## WHAT IS BEING ASKED
Reproduce every line of the records below verbatim, without changing anything.

## TASK INPUT
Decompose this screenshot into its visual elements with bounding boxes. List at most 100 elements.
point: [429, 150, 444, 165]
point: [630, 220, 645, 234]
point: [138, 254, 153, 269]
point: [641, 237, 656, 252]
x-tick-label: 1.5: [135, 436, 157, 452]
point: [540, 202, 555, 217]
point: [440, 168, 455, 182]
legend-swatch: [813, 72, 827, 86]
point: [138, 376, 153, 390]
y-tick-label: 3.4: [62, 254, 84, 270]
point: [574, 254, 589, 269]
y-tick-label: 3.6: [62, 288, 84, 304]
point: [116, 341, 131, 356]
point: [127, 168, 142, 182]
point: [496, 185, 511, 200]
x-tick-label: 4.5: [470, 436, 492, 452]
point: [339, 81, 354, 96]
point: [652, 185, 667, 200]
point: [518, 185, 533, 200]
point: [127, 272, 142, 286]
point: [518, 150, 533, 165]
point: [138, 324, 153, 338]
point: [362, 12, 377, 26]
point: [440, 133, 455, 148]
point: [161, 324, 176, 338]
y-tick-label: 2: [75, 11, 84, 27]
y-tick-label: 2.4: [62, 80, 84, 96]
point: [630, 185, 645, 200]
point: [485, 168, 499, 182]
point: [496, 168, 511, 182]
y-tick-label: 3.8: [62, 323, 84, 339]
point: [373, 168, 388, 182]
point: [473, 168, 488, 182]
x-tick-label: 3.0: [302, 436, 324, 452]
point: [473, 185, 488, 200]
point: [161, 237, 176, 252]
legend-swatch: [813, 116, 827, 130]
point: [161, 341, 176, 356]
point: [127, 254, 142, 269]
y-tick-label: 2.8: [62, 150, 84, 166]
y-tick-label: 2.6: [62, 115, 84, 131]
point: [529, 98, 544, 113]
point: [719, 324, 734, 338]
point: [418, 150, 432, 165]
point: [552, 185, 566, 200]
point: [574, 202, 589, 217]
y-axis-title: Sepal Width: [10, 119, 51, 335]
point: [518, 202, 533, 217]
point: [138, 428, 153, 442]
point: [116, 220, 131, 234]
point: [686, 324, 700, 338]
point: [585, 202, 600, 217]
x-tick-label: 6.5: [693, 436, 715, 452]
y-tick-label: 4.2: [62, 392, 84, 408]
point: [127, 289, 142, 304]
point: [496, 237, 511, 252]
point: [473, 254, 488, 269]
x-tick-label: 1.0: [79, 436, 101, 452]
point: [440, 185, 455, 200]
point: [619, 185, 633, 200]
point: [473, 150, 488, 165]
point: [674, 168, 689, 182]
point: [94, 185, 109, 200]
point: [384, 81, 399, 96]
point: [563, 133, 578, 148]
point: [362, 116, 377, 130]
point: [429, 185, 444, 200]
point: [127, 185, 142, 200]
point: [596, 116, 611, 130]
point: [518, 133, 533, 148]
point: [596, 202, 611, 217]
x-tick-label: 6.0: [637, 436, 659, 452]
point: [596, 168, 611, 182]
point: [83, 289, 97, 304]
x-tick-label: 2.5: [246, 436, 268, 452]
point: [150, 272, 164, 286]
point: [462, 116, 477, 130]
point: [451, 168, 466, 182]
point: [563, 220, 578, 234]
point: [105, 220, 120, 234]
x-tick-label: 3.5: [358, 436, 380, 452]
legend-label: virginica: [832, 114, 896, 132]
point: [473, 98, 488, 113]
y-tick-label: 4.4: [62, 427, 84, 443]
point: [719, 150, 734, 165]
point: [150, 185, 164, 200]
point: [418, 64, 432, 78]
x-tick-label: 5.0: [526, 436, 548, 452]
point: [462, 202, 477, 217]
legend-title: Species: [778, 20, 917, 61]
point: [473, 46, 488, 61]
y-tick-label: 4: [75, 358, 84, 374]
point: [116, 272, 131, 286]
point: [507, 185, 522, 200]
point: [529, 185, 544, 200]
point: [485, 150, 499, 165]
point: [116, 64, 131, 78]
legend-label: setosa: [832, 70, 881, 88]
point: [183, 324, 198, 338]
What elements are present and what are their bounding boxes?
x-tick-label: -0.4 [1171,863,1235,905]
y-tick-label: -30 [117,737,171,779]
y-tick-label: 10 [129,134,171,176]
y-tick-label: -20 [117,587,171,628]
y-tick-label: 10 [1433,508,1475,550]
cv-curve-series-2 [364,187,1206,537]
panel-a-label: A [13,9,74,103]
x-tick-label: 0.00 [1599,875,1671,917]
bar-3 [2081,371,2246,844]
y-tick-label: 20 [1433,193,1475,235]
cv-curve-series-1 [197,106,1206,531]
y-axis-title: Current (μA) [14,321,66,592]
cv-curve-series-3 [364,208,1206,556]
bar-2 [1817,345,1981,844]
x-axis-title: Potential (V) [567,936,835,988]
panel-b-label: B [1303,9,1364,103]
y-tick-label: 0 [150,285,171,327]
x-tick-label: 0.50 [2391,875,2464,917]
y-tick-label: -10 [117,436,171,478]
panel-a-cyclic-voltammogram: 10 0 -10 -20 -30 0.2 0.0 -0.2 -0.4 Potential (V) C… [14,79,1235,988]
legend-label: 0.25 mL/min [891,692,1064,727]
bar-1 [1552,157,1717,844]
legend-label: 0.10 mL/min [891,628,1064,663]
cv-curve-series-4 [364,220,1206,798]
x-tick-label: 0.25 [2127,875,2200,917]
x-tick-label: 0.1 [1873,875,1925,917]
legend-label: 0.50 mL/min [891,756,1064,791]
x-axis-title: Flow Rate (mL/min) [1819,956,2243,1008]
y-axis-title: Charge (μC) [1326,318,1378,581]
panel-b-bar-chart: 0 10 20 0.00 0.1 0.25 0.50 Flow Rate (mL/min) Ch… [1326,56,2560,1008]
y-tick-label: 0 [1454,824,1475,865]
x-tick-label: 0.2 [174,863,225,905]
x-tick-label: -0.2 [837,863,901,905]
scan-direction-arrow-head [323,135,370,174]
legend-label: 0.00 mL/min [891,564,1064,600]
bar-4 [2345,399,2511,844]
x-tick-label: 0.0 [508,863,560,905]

## EXERCISE SOLUTION
Decompose this screenshot into its visual elements with bounding boxes. List at most 100 elements.
point: [429, 150, 444, 165]
point: [630, 220, 645, 234]
point: [138, 254, 153, 269]
point: [641, 237, 656, 252]
x-tick-label: 1.5: [135, 436, 157, 452]
point: [540, 202, 555, 217]
point: [440, 168, 455, 182]
legend-swatch: [813, 72, 827, 86]
point: [138, 376, 153, 390]
y-tick-label: 3.4: [62, 254, 84, 270]
point: [574, 254, 589, 269]
y-tick-label: 3.6: [62, 288, 84, 304]
point: [116, 341, 131, 356]
point: [127, 168, 142, 182]
point: [496, 185, 511, 200]
x-tick-label: 4.5: [470, 436, 492, 452]
point: [339, 81, 354, 96]
point: [652, 185, 667, 200]
point: [518, 185, 533, 200]
point: [127, 272, 142, 286]
point: [518, 150, 533, 165]
point: [138, 324, 153, 338]
point: [362, 12, 377, 26]
point: [440, 133, 455, 148]
point: [161, 324, 176, 338]
y-tick-label: 2: [75, 11, 84, 27]
y-tick-label: 2.4: [62, 80, 84, 96]
point: [630, 185, 645, 200]
point: [485, 168, 499, 182]
point: [496, 168, 511, 182]
y-tick-label: 3.8: [62, 323, 84, 339]
point: [373, 168, 388, 182]
point: [473, 168, 488, 182]
x-tick-label: 3.0: [302, 436, 324, 452]
point: [473, 185, 488, 200]
point: [161, 237, 176, 252]
legend-swatch: [813, 116, 827, 130]
point: [161, 341, 176, 356]
point: [127, 254, 142, 269]
y-tick-label: 2.8: [62, 150, 84, 166]
y-tick-label: 2.6: [62, 115, 84, 131]
point: [529, 98, 544, 113]
point: [719, 324, 734, 338]
point: [418, 150, 432, 165]
point: [552, 185, 566, 200]
point: [574, 202, 589, 217]
y-axis-title: Sepal Width: [10, 119, 51, 335]
point: [518, 202, 533, 217]
point: [138, 428, 153, 442]
point: [116, 220, 131, 234]
point: [686, 324, 700, 338]
point: [585, 202, 600, 217]
x-tick-label: 6.5: [693, 436, 715, 452]
y-tick-label: 4.2: [62, 392, 84, 408]
point: [127, 289, 142, 304]
point: [496, 237, 511, 252]
point: [473, 254, 488, 269]
x-tick-label: 1.0: [79, 436, 101, 452]
point: [440, 185, 455, 200]
point: [619, 185, 633, 200]
point: [473, 150, 488, 165]
point: [674, 168, 689, 182]
point: [94, 185, 109, 200]
point: [384, 81, 399, 96]
point: [563, 133, 578, 148]
point: [362, 116, 377, 130]
point: [429, 185, 444, 200]
point: [127, 185, 142, 200]
point: [596, 116, 611, 130]
point: [518, 133, 533, 148]
point: [596, 202, 611, 217]
x-tick-label: 6.0: [637, 436, 659, 452]
point: [596, 168, 611, 182]
point: [83, 289, 97, 304]
x-tick-label: 2.5: [246, 436, 268, 452]
point: [150, 272, 164, 286]
point: [462, 116, 477, 130]
point: [451, 168, 466, 182]
point: [563, 220, 578, 234]
point: [105, 220, 120, 234]
x-tick-label: 3.5: [358, 436, 380, 452]
legend-label: virginica: [832, 114, 896, 132]
point: [473, 98, 488, 113]
y-tick-label: 4.4: [62, 427, 84, 443]
point: [719, 150, 734, 165]
point: [150, 185, 164, 200]
point: [418, 64, 432, 78]
x-tick-label: 5.0: [526, 436, 548, 452]
point: [462, 202, 477, 217]
legend-title: Species: [778, 20, 917, 61]
point: [473, 46, 488, 61]
y-tick-label: 4: [75, 358, 84, 374]
point: [116, 272, 131, 286]
point: [507, 185, 522, 200]
point: [529, 185, 544, 200]
point: [485, 150, 499, 165]
point: [116, 64, 131, 78]
legend-label: setosa: [832, 70, 881, 88]
point: [183, 324, 198, 338]
What elements are present and what are their bounding boxes?
x-tick-label: -0.4 [1171,863,1235,905]
y-tick-label: -30 [117,737,171,779]
y-tick-label: 10 [129,134,171,176]
y-tick-label: -20 [117,587,171,628]
y-tick-label: 10 [1433,508,1475,550]
cv-curve-series-2 [364,187,1206,537]
panel-a-label: A [13,9,74,103]
x-tick-label: 0.00 [1599,875,1671,917]
bar-3 [2081,371,2246,844]
y-tick-label: 20 [1433,193,1475,235]
cv-curve-series-1 [197,106,1206,531]
y-axis-title: Current (μA) [14,321,66,592]
cv-curve-series-3 [364,208,1206,556]
bar-2 [1817,345,1981,844]
x-axis-title: Potential (V) [567,936,835,988]
panel-b-label: B [1303,9,1364,103]
y-tick-label: 0 [150,285,171,327]
x-tick-label: 0.50 [2391,875,2464,917]
y-tick-label: -10 [117,436,171,478]
panel-a-cyclic-voltammogram: 10 0 -10 -20 -30 0.2 0.0 -0.2 -0.4 Potential (V) C… [14,79,1235,988]
legend-label: 0.25 mL/min [891,692,1064,727]
bar-1 [1552,157,1717,844]
legend-label: 0.10 mL/min [891,628,1064,663]
cv-curve-series-4 [364,220,1206,798]
x-tick-label: 0.25 [2127,875,2200,917]
x-tick-label: 0.1 [1873,875,1925,917]
legend-label: 0.50 mL/min [891,756,1064,791]
x-axis-title: Flow Rate (mL/min) [1819,956,2243,1008]
y-axis-title: Charge (μC) [1326,318,1378,581]
panel-b-bar-chart: 0 10 20 0.00 0.1 0.25 0.50 Flow Rate (mL/min) Ch… [1326,56,2560,1008]
y-tick-label: 0 [1454,824,1475,865]
x-tick-label: 0.2 [174,863,225,905]
x-tick-label: -0.2 [837,863,901,905]
scan-direction-arrow-head [323,135,370,174]
legend-label: 0.00 mL/min [891,564,1064,600]
bar-4 [2345,399,2511,844]
x-tick-label: 0.0 [508,863,560,905]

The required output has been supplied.